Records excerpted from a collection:
┄┄┄┄┄┄┄┄┄┄
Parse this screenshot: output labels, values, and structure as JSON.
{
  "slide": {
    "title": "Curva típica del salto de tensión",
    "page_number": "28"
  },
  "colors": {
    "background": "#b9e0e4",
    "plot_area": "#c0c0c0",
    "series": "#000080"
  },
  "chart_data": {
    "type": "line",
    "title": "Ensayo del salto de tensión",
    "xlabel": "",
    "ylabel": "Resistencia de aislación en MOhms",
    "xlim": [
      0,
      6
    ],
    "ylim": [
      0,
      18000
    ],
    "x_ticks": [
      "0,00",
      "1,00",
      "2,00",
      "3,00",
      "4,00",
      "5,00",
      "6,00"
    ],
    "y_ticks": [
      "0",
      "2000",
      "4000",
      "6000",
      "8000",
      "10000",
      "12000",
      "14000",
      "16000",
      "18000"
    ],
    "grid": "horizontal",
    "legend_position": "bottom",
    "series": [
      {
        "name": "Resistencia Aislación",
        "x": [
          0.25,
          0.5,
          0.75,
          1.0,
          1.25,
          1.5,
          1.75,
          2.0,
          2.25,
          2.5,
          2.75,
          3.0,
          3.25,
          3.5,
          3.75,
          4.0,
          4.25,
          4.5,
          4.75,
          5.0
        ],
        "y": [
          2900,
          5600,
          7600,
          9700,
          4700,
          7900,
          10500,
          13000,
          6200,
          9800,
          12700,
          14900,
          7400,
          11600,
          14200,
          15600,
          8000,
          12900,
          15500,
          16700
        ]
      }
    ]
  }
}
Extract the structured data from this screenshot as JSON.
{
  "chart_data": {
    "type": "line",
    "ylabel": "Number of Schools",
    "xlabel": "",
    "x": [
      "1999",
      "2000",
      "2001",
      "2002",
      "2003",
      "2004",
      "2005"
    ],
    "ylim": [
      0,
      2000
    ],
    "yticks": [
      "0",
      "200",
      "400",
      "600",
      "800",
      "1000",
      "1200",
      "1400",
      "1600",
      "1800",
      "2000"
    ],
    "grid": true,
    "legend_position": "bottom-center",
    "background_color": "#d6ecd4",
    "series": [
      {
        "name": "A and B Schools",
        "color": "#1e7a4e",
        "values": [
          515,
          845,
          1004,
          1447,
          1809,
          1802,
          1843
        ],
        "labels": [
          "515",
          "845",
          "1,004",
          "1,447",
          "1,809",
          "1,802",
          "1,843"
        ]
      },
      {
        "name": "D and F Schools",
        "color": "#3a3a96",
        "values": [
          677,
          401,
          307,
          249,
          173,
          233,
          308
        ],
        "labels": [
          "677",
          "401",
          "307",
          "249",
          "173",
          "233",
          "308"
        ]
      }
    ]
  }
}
┄┄┄┄┄┄┄┄┄┄
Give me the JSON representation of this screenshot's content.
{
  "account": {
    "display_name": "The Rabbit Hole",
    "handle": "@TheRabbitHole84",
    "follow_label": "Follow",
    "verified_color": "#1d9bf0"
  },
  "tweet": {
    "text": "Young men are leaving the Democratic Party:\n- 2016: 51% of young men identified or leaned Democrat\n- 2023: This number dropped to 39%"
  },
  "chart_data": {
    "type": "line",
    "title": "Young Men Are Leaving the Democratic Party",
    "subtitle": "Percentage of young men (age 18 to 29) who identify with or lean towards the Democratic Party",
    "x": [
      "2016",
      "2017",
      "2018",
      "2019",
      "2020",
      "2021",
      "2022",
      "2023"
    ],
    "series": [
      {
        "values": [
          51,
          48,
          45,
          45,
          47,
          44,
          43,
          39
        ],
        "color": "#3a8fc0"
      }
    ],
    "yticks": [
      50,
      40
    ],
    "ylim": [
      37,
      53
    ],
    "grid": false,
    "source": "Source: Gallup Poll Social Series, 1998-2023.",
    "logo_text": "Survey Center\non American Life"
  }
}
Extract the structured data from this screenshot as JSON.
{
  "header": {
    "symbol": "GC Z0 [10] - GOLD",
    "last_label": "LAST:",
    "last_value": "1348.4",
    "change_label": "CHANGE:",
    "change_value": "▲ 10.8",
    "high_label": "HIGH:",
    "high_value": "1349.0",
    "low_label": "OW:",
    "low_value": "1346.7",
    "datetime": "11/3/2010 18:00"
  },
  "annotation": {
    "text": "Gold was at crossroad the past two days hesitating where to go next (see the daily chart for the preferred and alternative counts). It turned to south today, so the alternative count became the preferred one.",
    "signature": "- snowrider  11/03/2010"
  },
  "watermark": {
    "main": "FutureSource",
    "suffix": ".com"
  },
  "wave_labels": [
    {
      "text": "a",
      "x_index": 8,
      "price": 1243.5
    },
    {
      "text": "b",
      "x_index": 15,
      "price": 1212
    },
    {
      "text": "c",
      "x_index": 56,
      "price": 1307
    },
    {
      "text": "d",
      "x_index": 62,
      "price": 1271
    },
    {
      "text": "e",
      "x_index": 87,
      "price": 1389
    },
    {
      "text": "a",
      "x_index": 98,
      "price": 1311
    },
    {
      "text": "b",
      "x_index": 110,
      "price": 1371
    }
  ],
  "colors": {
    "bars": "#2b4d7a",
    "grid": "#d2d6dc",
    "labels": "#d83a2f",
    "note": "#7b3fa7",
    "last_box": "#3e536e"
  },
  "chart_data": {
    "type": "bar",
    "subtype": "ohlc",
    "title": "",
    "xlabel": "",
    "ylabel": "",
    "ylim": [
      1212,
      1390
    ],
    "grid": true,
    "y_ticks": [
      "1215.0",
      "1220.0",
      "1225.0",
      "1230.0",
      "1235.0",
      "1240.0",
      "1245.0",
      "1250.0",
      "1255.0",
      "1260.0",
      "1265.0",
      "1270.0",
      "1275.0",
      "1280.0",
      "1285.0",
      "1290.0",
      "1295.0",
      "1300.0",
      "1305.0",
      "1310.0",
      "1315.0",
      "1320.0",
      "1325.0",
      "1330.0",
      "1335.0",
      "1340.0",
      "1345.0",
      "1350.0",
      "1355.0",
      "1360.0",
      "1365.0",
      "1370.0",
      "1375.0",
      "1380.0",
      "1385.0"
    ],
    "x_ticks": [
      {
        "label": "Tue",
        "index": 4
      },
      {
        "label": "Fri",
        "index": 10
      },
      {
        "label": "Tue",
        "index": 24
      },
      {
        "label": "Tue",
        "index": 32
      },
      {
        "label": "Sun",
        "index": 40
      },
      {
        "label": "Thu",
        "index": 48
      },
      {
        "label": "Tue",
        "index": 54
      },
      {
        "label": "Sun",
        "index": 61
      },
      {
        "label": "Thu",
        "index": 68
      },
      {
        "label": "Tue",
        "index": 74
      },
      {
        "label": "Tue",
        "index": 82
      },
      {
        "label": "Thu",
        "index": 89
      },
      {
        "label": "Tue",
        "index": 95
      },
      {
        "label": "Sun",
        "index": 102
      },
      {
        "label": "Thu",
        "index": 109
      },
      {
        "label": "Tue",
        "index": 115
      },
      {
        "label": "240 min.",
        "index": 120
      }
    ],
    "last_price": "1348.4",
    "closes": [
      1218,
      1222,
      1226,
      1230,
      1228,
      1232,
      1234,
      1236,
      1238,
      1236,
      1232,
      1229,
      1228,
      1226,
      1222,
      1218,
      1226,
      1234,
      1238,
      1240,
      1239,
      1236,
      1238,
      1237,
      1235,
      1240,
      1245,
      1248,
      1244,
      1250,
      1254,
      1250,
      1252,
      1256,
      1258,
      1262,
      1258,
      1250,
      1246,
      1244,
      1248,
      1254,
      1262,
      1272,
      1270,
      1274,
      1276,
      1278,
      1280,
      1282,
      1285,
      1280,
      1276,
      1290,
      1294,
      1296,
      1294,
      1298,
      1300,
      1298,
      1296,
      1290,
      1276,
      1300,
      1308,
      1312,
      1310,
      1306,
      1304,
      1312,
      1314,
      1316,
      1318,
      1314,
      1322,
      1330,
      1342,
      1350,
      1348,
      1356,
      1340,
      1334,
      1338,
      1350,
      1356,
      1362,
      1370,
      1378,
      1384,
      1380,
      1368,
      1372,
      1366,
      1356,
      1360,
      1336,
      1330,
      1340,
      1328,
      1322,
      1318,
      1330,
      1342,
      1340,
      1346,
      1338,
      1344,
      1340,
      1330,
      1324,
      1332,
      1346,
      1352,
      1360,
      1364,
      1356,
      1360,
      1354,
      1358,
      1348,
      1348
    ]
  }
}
┄┄┄┄┄┄┄┄┄┄
▶ **Stated exercise**:
Tell how many lines above contain the word "bottom". Give the number alone.

▶ **Worked answer**:
2